What is required:
Give only the number of lines in these records that contain the word "images".

Data supplied:
(begin)

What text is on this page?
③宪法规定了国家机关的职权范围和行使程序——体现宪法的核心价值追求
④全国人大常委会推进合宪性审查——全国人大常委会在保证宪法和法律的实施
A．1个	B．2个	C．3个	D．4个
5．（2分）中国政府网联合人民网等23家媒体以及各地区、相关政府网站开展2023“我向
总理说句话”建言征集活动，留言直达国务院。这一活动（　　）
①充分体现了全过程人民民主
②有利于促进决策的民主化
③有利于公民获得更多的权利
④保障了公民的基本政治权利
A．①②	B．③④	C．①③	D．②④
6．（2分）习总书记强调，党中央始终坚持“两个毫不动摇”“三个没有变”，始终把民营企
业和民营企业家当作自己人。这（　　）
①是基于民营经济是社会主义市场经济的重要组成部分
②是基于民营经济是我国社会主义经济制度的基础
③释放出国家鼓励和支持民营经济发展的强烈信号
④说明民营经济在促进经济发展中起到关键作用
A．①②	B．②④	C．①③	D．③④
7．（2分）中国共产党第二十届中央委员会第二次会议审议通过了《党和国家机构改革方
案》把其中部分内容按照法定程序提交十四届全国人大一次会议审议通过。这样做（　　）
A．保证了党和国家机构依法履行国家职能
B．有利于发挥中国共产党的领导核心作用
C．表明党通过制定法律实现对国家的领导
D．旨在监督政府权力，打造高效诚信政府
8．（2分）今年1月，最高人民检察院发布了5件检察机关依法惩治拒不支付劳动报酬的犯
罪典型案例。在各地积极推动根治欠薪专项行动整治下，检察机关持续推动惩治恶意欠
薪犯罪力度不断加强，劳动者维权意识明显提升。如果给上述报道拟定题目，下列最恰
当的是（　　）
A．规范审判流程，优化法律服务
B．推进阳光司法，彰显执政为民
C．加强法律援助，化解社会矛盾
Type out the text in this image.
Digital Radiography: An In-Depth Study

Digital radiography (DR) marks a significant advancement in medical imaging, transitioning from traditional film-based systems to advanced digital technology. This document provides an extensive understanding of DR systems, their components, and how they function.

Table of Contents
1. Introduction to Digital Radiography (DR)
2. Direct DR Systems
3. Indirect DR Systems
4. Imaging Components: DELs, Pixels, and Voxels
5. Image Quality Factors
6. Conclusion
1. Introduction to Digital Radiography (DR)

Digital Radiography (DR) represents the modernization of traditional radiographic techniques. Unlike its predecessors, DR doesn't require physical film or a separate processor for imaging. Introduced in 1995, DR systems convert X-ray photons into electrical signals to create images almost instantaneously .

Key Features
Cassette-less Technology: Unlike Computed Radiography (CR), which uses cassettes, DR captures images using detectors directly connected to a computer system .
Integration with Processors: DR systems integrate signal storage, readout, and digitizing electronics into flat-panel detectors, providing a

(end)

Answer to the problem:
2